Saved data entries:
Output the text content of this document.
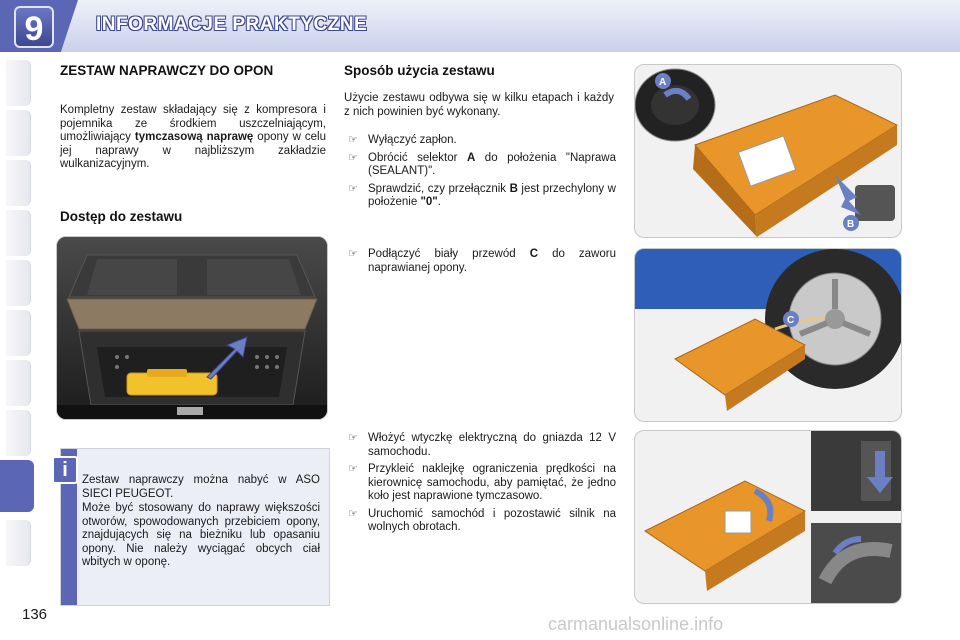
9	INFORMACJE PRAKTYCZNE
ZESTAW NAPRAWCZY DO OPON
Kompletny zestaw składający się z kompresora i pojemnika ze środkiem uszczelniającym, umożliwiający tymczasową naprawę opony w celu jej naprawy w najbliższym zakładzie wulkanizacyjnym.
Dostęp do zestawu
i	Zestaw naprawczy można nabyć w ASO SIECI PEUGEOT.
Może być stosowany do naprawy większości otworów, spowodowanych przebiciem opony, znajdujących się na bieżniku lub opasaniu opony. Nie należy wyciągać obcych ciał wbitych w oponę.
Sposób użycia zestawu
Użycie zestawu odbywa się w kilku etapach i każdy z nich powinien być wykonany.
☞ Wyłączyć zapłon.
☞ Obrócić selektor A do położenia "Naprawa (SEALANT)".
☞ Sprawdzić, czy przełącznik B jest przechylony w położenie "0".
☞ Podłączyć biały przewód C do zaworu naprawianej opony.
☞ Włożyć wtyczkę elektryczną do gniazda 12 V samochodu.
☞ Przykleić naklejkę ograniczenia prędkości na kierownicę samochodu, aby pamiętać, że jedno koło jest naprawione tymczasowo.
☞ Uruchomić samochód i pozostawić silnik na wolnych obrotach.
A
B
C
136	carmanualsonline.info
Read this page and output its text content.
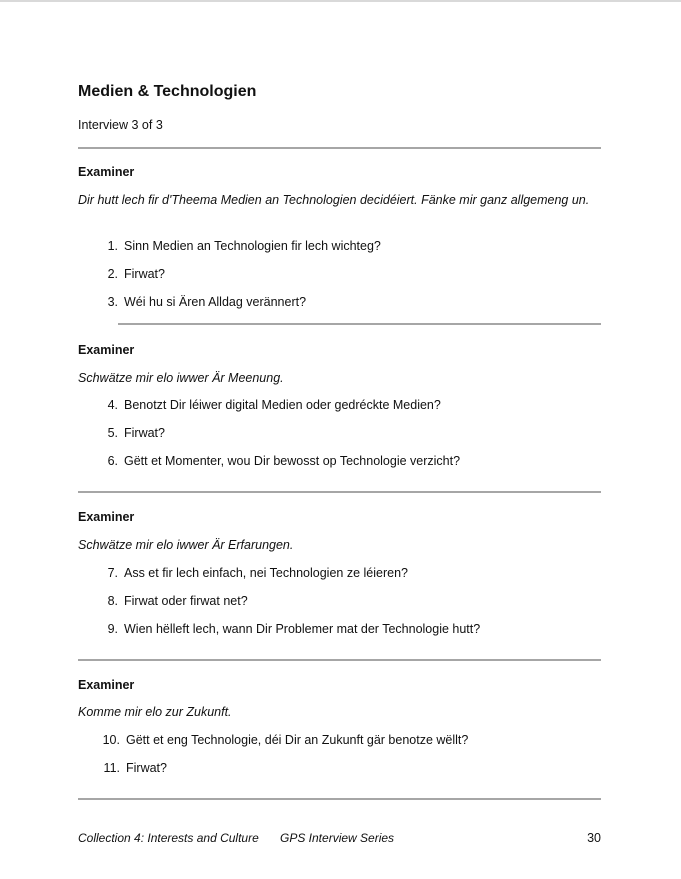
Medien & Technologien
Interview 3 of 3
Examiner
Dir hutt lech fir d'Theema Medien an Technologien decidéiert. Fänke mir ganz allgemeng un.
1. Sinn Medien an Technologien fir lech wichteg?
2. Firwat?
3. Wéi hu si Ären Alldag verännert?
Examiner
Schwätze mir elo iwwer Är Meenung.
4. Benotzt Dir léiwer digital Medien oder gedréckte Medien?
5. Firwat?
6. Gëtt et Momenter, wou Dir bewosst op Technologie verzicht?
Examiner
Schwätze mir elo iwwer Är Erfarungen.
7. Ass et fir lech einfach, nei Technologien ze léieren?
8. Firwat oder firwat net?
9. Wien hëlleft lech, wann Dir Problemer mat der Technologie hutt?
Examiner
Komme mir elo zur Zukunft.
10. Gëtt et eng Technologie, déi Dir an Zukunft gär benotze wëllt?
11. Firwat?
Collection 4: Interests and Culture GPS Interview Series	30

The exercise:
Quote every line of the records above exactly; no picture is to be copied.

Result for this task:
Output the text content of this document.
9	INFORMACJE PRAKTYCZNE
ZESTAW NAPRAWCZY DO OPON
Kompletny zestaw składający się z kompresora i pojemnika ze środkiem uszczelniającym, umożliwiający tymczasową naprawę opony w celu jej naprawy w najbliższym zakładzie wulkanizacyjnym.
Dostęp do zestawu
i	Zestaw naprawczy można nabyć w ASO SIECI PEUGEOT.
Może być stosowany do naprawy większości otworów, spowodowanych przebiciem opony, znajdujących się na bieżniku lub opasaniu opony. Nie należy wyciągać obcych ciał wbitych w oponę.
Sposób użycia zestawu
Użycie zestawu odbywa się w kilku etapach i każdy z nich powinien być wykonany.
☞ Wyłączyć zapłon.
☞ Obrócić selektor A do położenia "Naprawa (SEALANT)".
☞ Sprawdzić, czy przełącznik B jest przechylony w położenie "0".
☞ Podłączyć biały przewód C do zaworu naprawianej opony.
☞ Włożyć wtyczkę elektryczną do gniazda 12 V samochodu.
☞ Przykleić naklejkę ograniczenia prędkości na kierownicę samochodu, aby pamiętać, że jedno koło jest naprawione tymczasowo.
☞ Uruchomić samochód i pozostawić silnik na wolnych obrotach.
A
B
C
136	carmanualsonline.info
Read this page and output its text content.
Medien & Technologien
Interview 3 of 3
Examiner
Dir hutt lech fir d'Theema Medien an Technologien decidéiert. Fänke mir ganz allgemeng un.
1. Sinn Medien an Technologien fir lech wichteg?
2. Firwat?
3. Wéi hu si Ären Alldag verännert?
Examiner
Schwätze mir elo iwwer Är Meenung.
4. Benotzt Dir léiwer digital Medien oder gedréckte Medien?
5. Firwat?
6. Gëtt et Momenter, wou Dir bewosst op Technologie verzicht?
Examiner
Schwätze mir elo iwwer Är Erfarungen.
7. Ass et fir lech einfach, nei Technologien ze léieren?
8. Firwat oder firwat net?
9. Wien hëlleft lech, wann Dir Problemer mat der Technologie hutt?
Examiner
Komme mir elo zur Zukunft.
10. Gëtt et eng Technologie, déi Dir an Zukunft gär benotze wëllt?
11. Firwat?
Collection 4: Interests and Culture GPS Interview Series	30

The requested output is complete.